SHORT PROBLEM: From the records below, copy every line that contains the word "this".

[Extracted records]
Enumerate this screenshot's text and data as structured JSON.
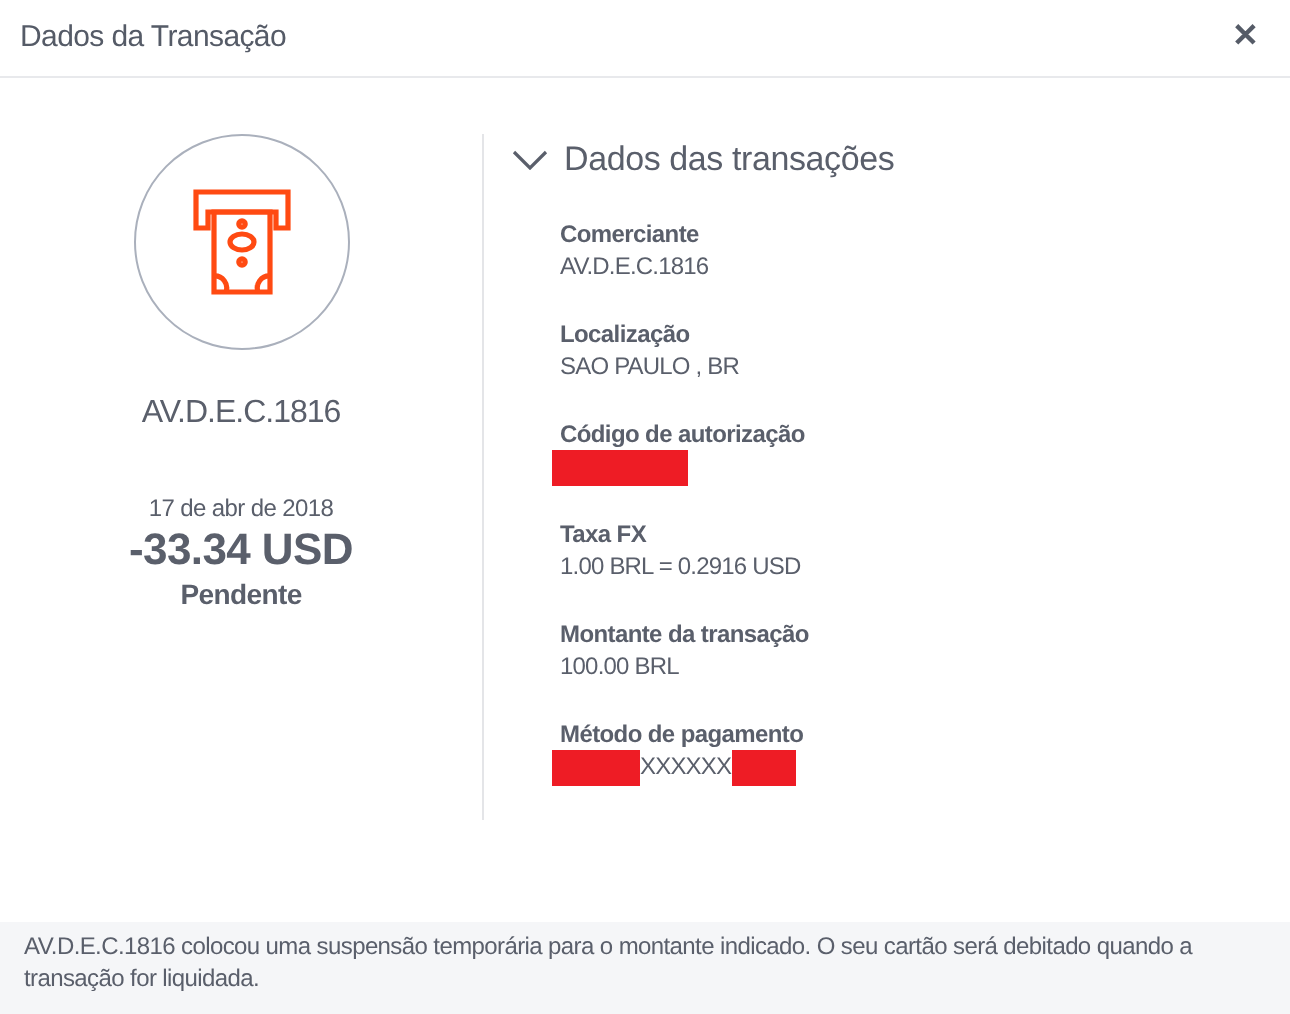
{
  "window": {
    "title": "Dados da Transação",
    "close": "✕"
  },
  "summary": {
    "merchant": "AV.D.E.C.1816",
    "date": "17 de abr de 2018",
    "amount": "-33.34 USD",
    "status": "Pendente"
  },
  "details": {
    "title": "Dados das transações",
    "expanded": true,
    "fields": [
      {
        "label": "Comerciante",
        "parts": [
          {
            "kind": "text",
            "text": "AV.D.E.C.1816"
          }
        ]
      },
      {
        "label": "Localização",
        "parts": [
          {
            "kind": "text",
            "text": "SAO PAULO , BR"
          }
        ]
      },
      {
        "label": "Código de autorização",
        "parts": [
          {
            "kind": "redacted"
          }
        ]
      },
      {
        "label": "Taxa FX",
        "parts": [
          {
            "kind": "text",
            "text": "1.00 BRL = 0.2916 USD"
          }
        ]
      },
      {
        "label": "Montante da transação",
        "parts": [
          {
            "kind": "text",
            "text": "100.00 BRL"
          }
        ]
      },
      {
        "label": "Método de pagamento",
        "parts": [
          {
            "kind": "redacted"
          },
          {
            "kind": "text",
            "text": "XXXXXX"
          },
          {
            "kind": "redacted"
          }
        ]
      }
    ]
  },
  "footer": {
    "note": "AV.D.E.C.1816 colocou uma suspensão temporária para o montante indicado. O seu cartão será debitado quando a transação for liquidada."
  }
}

==

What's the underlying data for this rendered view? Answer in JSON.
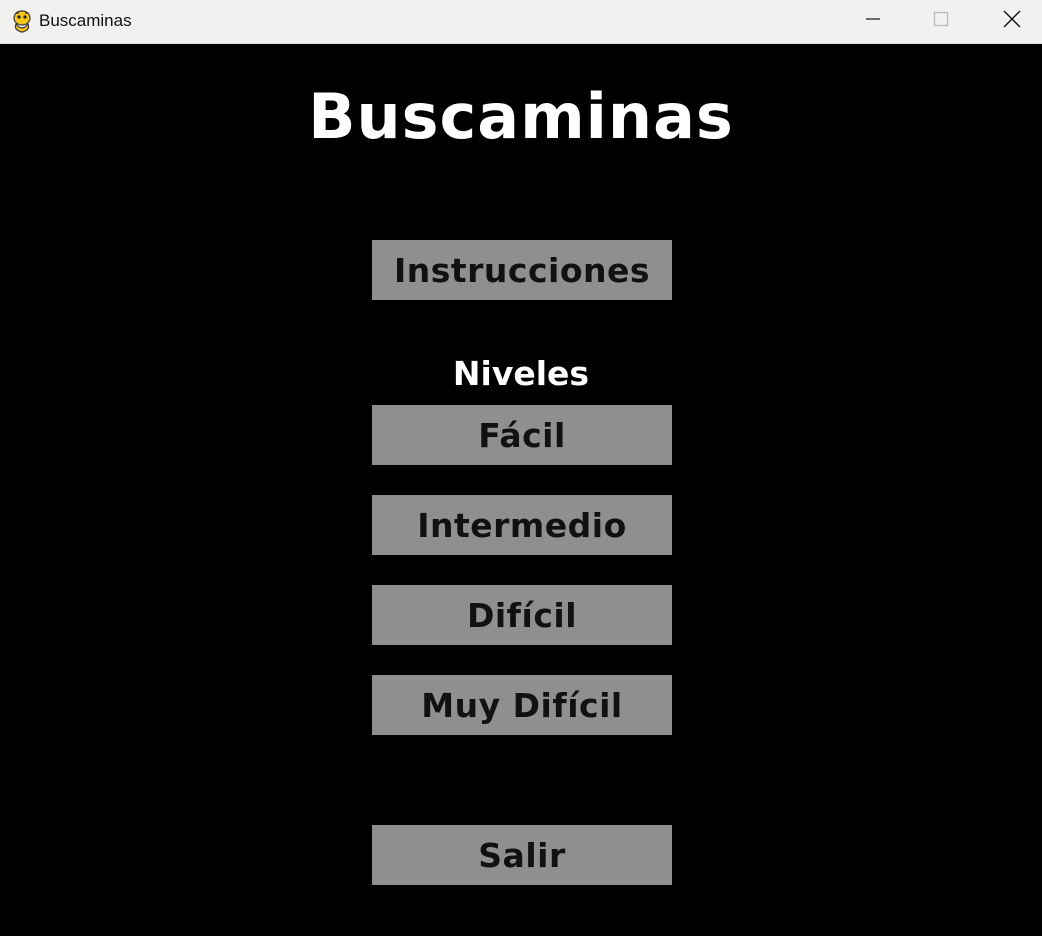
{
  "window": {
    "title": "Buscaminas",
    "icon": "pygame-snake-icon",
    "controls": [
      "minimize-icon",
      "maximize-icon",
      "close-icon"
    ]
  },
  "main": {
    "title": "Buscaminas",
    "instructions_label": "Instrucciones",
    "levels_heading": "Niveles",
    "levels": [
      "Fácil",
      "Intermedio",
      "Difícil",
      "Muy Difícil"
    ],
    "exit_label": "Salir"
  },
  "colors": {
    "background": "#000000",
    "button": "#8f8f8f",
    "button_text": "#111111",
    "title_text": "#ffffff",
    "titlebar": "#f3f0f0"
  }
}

RESPONSE TO THE EXERCISE:
Enumerate this screenshot's text and data as structured JSON.
What's the underlying data for this rendered view? Answer in JSON.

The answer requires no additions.